__TO DO__. Omit the pictures from the entries below and retype everything else exactly.

** start WORKING DATA **

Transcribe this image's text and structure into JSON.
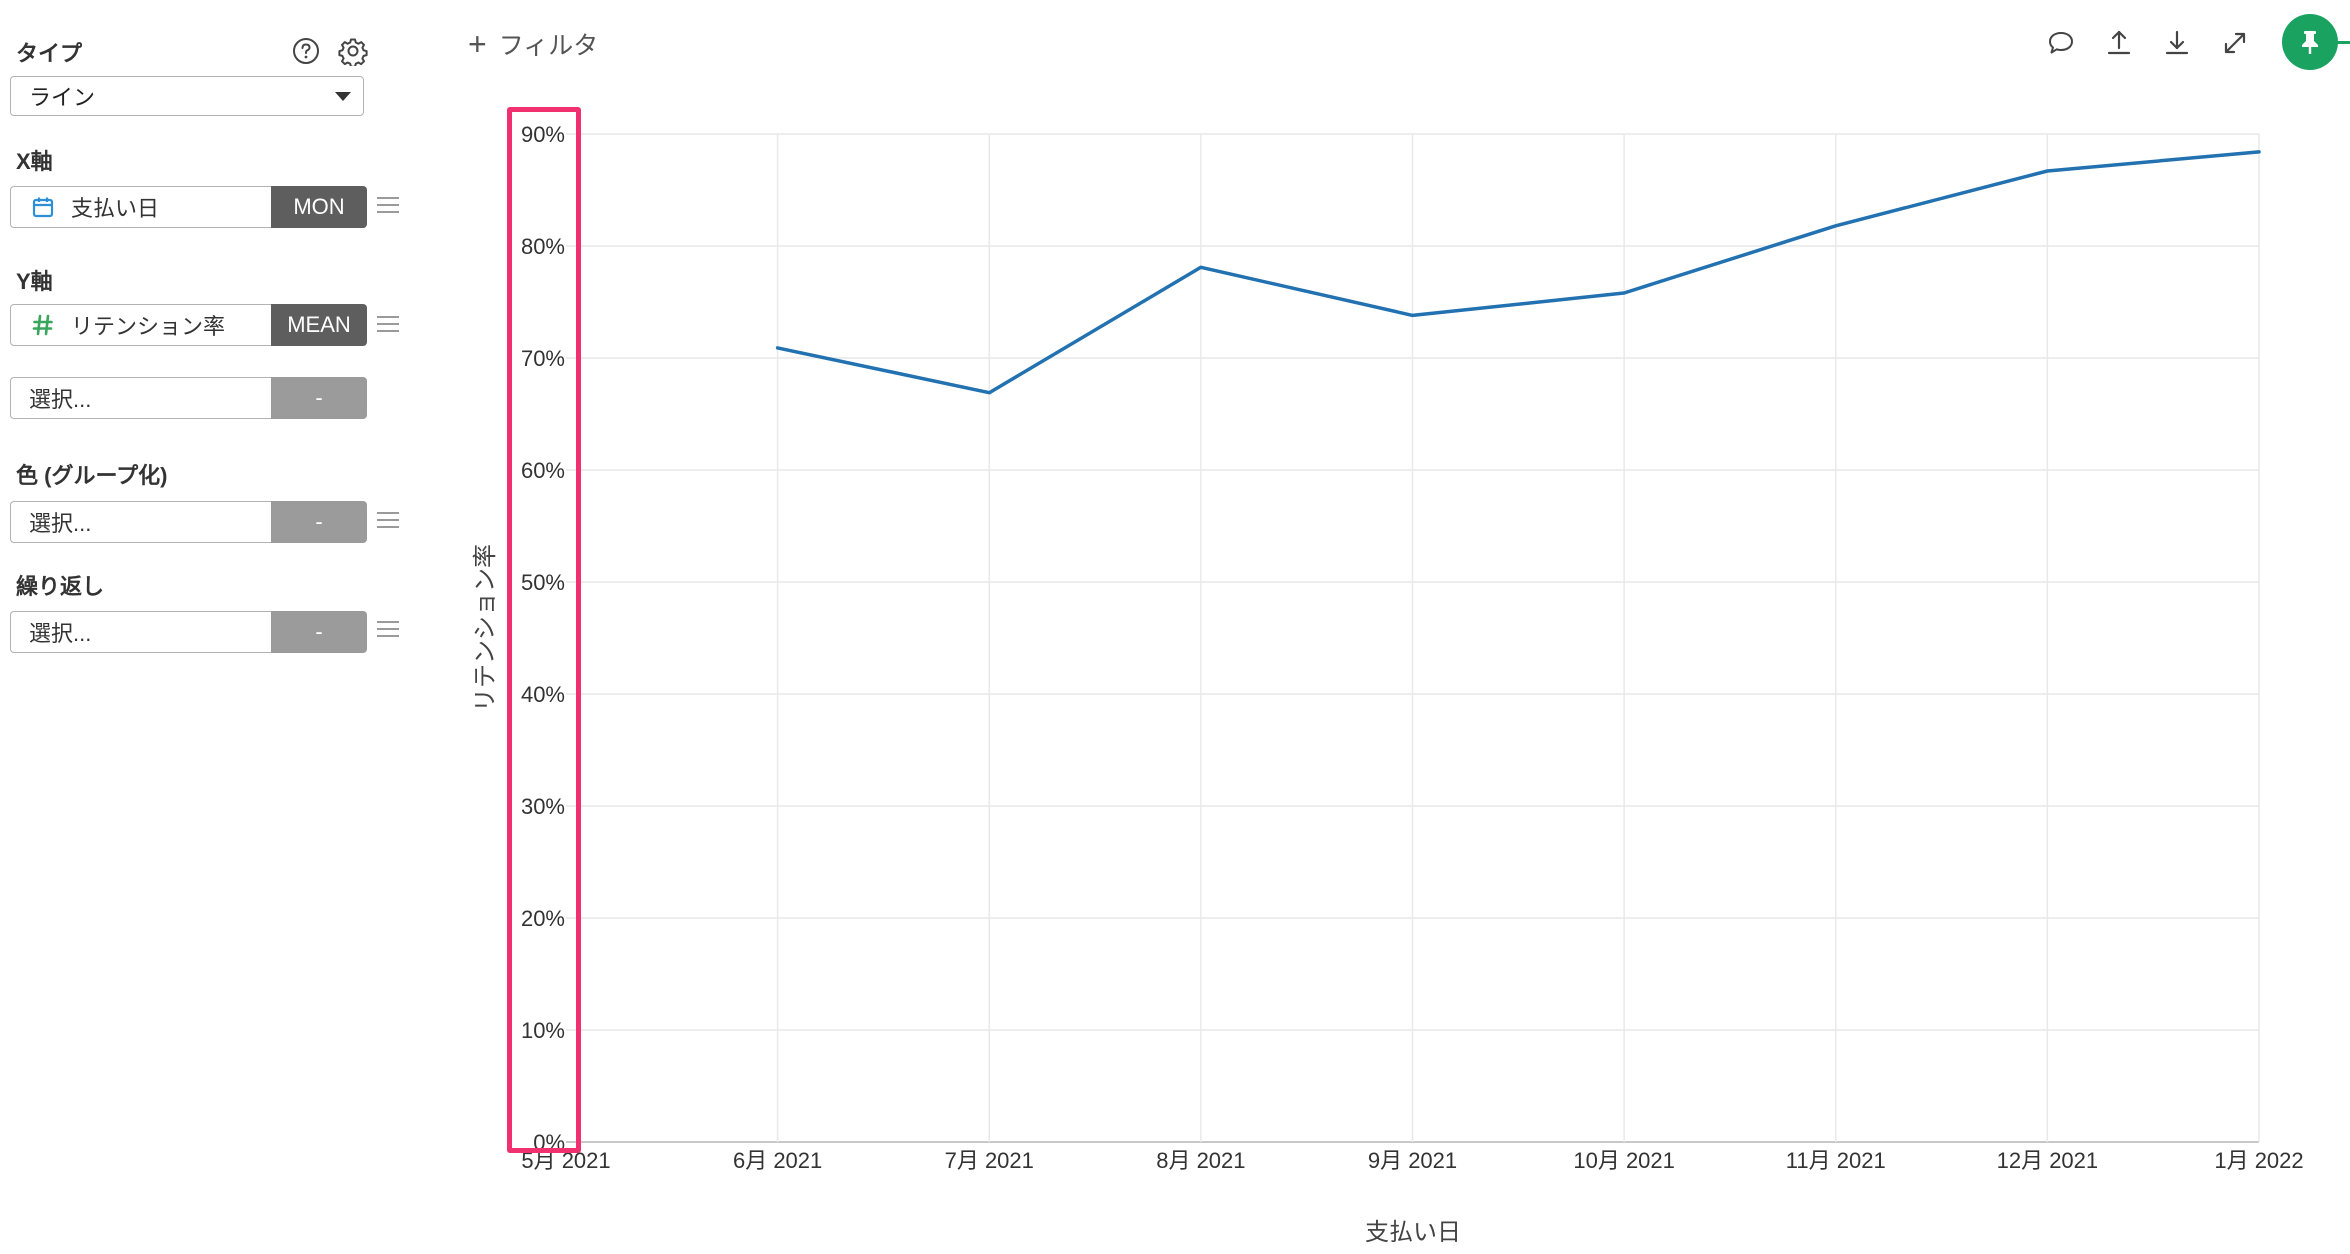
{
  "sidebar": {
    "type_label": "タイプ",
    "type_value": "ライン",
    "x_axis_label": "X軸",
    "x_field": {
      "name": "支払い日",
      "agg": "MON",
      "icon": "calendar-icon"
    },
    "y_axis_label": "Y軸",
    "y_field": {
      "name": "リテンション率",
      "agg": "MEAN",
      "icon": "hash-icon"
    },
    "y_field2": {
      "placeholder": "選択...",
      "agg": "-"
    },
    "color_label": "色 (グループ化)",
    "color_field": {
      "placeholder": "選択...",
      "agg": "-"
    },
    "repeat_label": "繰り返し",
    "repeat_field": {
      "placeholder": "選択...",
      "agg": "-"
    }
  },
  "toolbar": {
    "filter_label": "フィルタ",
    "icons": [
      "comment-icon",
      "upload-icon",
      "download-icon",
      "expand-icon",
      "pin-icon"
    ]
  },
  "colors": {
    "line": "#2271b1",
    "highlight": "#f0306f",
    "pin": "#1aa260",
    "x_icon": "#2d8fd5",
    "y_icon": "#3aa55d"
  },
  "chart_data": {
    "type": "line",
    "xlabel": "支払い日",
    "ylabel": "リテンション率",
    "x_ticks": [
      "5月 2021",
      "6月 2021",
      "7月 2021",
      "8月 2021",
      "9月 2021",
      "10月 2021",
      "11月 2021",
      "12月 2021",
      "1月 2022"
    ],
    "y_ticks": [
      "0%",
      "10%",
      "20%",
      "30%",
      "40%",
      "50%",
      "60%",
      "70%",
      "80%",
      "90%"
    ],
    "ylim": [
      0,
      90
    ],
    "grid": true,
    "series": [
      {
        "x": [
          "6月 2021",
          "7月 2021",
          "8月 2021",
          "9月 2021",
          "10月 2021",
          "11月 2021",
          "12月 2021",
          "1月 2022"
        ],
        "values": [
          70.9,
          66.9,
          78.1,
          73.8,
          75.8,
          81.8,
          86.7,
          88.4
        ]
      }
    ]
  }
}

** end WORKING DATA **

__FULL SOLUTION__.
Transcribe this image's text and structure into JSON.
{
  "sidebar": {
    "type_label": "タイプ",
    "type_value": "ライン",
    "x_axis_label": "X軸",
    "x_field": {
      "name": "支払い日",
      "agg": "MON",
      "icon": "calendar-icon"
    },
    "y_axis_label": "Y軸",
    "y_field": {
      "name": "リテンション率",
      "agg": "MEAN",
      "icon": "hash-icon"
    },
    "y_field2": {
      "placeholder": "選択...",
      "agg": "-"
    },
    "color_label": "色 (グループ化)",
    "color_field": {
      "placeholder": "選択...",
      "agg": "-"
    },
    "repeat_label": "繰り返し",
    "repeat_field": {
      "placeholder": "選択...",
      "agg": "-"
    }
  },
  "toolbar": {
    "filter_label": "フィルタ",
    "icons": [
      "comment-icon",
      "upload-icon",
      "download-icon",
      "expand-icon",
      "pin-icon"
    ]
  },
  "colors": {
    "line": "#2271b1",
    "highlight": "#f0306f",
    "pin": "#1aa260",
    "x_icon": "#2d8fd5",
    "y_icon": "#3aa55d"
  },
  "chart_data": {
    "type": "line",
    "xlabel": "支払い日",
    "ylabel": "リテンション率",
    "x_ticks": [
      "5月 2021",
      "6月 2021",
      "7月 2021",
      "8月 2021",
      "9月 2021",
      "10月 2021",
      "11月 2021",
      "12月 2021",
      "1月 2022"
    ],
    "y_ticks": [
      "0%",
      "10%",
      "20%",
      "30%",
      "40%",
      "50%",
      "60%",
      "70%",
      "80%",
      "90%"
    ],
    "ylim": [
      0,
      90
    ],
    "grid": true,
    "series": [
      {
        "x": [
          "6月 2021",
          "7月 2021",
          "8月 2021",
          "9月 2021",
          "10月 2021",
          "11月 2021",
          "12月 2021",
          "1月 2022"
        ],
        "values": [
          70.9,
          66.9,
          78.1,
          73.8,
          75.8,
          81.8,
          86.7,
          88.4
        ]
      }
    ]
  }
}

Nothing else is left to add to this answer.